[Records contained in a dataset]
──────────
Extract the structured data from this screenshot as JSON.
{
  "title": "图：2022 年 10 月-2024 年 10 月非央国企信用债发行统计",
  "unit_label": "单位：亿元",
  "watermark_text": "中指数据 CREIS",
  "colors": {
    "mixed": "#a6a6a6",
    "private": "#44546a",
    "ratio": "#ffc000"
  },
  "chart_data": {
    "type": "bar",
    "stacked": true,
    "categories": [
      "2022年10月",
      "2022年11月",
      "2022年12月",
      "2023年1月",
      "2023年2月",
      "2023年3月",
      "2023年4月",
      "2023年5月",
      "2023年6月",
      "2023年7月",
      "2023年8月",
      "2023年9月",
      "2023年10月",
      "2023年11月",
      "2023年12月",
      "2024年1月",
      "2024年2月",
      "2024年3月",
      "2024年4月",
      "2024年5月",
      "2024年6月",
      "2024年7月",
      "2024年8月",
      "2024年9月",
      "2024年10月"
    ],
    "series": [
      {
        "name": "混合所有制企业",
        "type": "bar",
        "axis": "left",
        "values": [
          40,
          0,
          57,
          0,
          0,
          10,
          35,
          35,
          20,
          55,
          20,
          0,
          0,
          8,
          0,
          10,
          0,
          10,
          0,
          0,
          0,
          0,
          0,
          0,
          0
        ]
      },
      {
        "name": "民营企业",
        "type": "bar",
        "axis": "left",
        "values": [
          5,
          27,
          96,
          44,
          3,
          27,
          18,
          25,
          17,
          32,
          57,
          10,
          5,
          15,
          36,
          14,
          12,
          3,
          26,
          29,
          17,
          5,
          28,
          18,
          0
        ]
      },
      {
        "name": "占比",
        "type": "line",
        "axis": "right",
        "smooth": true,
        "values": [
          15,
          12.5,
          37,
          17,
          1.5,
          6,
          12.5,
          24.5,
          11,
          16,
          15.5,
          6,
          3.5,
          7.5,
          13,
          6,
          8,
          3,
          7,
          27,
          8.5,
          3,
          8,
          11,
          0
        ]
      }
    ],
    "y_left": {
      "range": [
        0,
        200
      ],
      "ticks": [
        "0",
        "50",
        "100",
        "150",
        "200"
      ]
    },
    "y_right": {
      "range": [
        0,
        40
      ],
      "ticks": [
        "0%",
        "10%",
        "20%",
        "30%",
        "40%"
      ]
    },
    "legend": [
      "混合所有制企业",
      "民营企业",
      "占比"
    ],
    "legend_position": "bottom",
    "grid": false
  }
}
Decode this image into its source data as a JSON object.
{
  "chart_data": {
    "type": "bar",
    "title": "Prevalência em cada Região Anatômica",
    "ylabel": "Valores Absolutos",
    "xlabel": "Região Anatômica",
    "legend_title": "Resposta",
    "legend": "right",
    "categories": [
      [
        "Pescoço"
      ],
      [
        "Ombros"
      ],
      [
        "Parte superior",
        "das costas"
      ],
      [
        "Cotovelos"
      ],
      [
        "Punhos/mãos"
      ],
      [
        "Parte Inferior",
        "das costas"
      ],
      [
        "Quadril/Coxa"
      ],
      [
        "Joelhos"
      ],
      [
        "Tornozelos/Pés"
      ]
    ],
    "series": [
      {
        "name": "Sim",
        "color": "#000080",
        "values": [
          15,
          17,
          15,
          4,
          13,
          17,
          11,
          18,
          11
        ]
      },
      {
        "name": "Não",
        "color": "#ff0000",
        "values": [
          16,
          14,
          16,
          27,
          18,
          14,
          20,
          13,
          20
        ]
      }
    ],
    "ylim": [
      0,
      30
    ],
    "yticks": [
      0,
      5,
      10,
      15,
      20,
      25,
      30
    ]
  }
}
──────────
[Requirement]
Give exactly the lines from the one with "Decode this image" to the end of the entries, nothing before them.

[Final answer]
Decode this image into its source data as a JSON object.
{
  "chart_data": {
    "type": "bar",
    "title": "Prevalência em cada Região Anatômica",
    "ylabel": "Valores Absolutos",
    "xlabel": "Região Anatômica",
    "legend_title": "Resposta",
    "legend": "right",
    "categories": [
      [
        "Pescoço"
      ],
      [
        "Ombros"
      ],
      [
        "Parte superior",
        "das costas"
      ],
      [
        "Cotovelos"
      ],
      [
        "Punhos/mãos"
      ],
      [
        "Parte Inferior",
        "das costas"
      ],
      [
        "Quadril/Coxa"
      ],
      [
        "Joelhos"
      ],
      [
        "Tornozelos/Pés"
      ]
    ],
    "series": [
      {
        "name": "Sim",
        "color": "#000080",
        "values": [
          15,
          17,
          15,
          4,
          13,
          17,
          11,
          18,
          11
        ]
      },
      {
        "name": "Não",
        "color": "#ff0000",
        "values": [
          16,
          14,
          16,
          27,
          18,
          14,
          20,
          13,
          20
        ]
      }
    ],
    "ylim": [
      0,
      30
    ],
    "yticks": [
      0,
      5,
      10,
      15,
      20,
      25,
      30
    ]
  }
}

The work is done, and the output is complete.